▶ SOURCE:
□ □ □ □ □

Révélations
Les pouvoirs publics, qui redoutaient, en cas de victoire du Front national, des manifestations violentes, avaient imaginé un scénario politique totalement inédit. Révélations
Si Le Pen avait été élue…
Le plan n’a jamais été écrit noir sur blanc, mais tout était fin prêt. Son déroulé était si précisément envisagé qu’une poignée de membres du gouvernement, de directeurs de cabinet et de très hauts responsables de l’Etat peuvent encore le décrire de tête, étape par étape. Ce plan, qui pourrait s’intituler « Protéger la République », a été construit de façon informelle alors que la candidate du Front national grimpait dans les sondages et que des remontées d’informations faisaient craindre des troubles majeurs à l’ordre public si elle était élue. « C’était une fusée à plusieurs étages. La philosophie, et la priorité impérative, c’était de maintenir la paix civile en respectant totalement nos règles constitutionnelles », commente anonymement un des hommes mis au courant de ce projet. Pour en donner les détails, « l’Obs » a recoupé les éléments auprès de trois sources, au sein du gouvernement sortant et d’institutions de l’Etat.
Les stratèges qui ont conçu ce plan B anticipent qu’au lendemain de la victoire du Front national le pays risque de se retrouver au bord du chaos. Etat de sidération, manifestations républicaines, mais surtout violences extrêmes, notamment de la part de l’ultra-gauche. A l’appui de ce raisonnement, plusieurs documents, dont une note confidentielle rédigée par les services de renseignement en collaboration avec la Direction centrale de la Sécurité publique (DCSP). Déjà révélée par « le Parisien », elle souligne que « toutes les directions départementales de la sécurité publique (DDSP) sans exception ont fait part de leurs craintes » : « Des mouvements d’extrême gauche, plus ou moins implantés, chercheront sans nul doute à organiser des manifestations dont certaines pourraient
entraîner des troubles sérieux. » Selon nos informations, le vendredi 21 avril, à deux jours du premier tour, un appel a même été lancé dans tous les départements pour demander aux chefs de la police un inventaire de leurs équipements de maintien de l’ordre et un point sur leur mobilisation. La pression s’accentuera le 5 mai. Alors même que le second tour n’est pas encore passé, une note de la DCSP remonte jusqu’à l’exécutif : « les violences pyrotechniques sont en augmentation », avec des jets de feux d’artifice prévus initialement pour la sécurité, des chandelles de calibre 100 mm, voire des mortiers ou des engins incendiaires. « Plus préoccupant : les engins constitués de pétards et de mitraille, destinés à provoquer des dégâts chez les forces de l’ordre. » Personne n’ose imaginer ce que sera le lendemain du deuxième tour si Marine Le Pen l’emporte. Un embrasement s’annonce.

□ □ □ □ □

▶ DONNÉES FOURNIES:
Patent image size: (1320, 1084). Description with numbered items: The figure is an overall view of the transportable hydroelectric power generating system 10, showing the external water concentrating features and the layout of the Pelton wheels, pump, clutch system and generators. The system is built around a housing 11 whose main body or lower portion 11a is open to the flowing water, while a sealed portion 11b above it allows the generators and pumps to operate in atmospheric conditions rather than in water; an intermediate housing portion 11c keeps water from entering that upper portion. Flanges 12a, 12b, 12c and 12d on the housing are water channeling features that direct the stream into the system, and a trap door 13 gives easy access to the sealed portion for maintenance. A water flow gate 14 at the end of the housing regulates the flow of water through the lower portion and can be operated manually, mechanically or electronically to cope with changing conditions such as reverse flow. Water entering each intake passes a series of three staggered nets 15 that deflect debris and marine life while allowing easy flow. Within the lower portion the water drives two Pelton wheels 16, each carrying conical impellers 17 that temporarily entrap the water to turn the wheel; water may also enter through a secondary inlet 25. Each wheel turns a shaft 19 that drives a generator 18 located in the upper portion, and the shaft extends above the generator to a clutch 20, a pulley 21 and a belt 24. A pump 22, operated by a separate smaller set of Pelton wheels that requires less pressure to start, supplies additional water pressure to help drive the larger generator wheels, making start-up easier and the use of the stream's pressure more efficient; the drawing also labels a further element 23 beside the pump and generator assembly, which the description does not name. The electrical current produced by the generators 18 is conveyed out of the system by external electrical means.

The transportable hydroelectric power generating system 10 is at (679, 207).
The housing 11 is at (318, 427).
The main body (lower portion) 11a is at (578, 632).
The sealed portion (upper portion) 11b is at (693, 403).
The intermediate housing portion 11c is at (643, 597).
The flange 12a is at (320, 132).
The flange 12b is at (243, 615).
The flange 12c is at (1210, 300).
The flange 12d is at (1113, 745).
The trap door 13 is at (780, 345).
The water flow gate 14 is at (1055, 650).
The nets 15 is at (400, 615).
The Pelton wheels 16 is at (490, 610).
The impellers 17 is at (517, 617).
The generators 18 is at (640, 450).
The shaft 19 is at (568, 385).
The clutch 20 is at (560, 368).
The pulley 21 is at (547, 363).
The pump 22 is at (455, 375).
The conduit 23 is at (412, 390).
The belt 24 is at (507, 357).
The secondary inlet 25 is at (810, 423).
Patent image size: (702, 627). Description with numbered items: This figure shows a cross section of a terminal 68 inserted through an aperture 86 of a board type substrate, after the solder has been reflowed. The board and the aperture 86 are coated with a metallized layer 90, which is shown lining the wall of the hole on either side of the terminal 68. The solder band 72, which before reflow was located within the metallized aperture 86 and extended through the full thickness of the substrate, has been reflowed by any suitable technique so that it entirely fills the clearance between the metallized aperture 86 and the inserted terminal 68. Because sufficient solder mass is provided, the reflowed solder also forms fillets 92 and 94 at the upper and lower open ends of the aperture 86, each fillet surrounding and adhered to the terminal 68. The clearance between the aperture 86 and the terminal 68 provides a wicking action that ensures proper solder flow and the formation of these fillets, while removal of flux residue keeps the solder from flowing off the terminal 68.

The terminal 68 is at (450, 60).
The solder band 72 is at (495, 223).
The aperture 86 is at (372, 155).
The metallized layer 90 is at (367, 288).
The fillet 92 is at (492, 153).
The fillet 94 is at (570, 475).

□ □ □ □ □

▶ ÉNONCÉ:
D'après l'article sur le plan « Protéger la République », auprès de combien de sources « l'Obs » a-t-il recoupé les éléments, et où se situaient-elles ? Les données n'interviennent pas ici.

▶ RÉPONSE:
Auprès de trois sources, au sein du gouvernement sortant et d'institutions de l'État.